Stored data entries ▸
——

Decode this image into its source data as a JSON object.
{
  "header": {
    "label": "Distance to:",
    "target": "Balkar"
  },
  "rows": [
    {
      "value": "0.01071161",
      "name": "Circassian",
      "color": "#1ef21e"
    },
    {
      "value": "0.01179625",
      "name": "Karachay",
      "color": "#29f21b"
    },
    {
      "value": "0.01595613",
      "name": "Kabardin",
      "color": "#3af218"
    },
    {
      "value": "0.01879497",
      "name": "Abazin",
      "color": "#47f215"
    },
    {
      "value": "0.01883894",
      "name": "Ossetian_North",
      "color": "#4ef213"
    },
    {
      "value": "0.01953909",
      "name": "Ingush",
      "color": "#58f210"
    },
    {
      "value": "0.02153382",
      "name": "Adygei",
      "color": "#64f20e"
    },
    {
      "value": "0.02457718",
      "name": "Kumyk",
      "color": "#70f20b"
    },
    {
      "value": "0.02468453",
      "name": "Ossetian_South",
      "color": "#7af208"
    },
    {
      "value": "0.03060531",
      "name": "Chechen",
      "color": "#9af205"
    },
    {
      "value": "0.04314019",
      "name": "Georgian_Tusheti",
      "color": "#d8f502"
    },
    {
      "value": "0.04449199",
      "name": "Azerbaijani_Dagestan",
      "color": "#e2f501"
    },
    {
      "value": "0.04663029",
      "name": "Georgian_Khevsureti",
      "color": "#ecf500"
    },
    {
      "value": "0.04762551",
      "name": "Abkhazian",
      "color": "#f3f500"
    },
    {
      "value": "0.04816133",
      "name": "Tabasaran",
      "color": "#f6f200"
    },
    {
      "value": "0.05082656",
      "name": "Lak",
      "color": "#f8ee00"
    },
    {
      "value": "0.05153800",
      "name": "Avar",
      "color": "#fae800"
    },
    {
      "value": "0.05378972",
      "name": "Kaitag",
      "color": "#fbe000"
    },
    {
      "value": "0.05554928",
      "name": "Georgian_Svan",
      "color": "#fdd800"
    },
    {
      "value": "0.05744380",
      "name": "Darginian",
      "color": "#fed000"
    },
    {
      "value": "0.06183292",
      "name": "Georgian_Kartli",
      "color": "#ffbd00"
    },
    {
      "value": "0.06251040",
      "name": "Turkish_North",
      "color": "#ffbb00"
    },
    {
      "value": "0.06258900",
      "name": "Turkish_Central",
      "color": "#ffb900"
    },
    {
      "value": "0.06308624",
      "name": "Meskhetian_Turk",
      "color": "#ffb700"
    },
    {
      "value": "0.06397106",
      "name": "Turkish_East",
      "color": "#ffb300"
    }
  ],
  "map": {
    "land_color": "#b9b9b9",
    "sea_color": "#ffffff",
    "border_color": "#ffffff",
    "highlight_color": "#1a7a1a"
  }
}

——

Requirement ▸
Gather each line in the data that holds the string "ffffff".

Complete output ▸
    "sea_color": "#ffffff",
    "border_color": "#ffffff",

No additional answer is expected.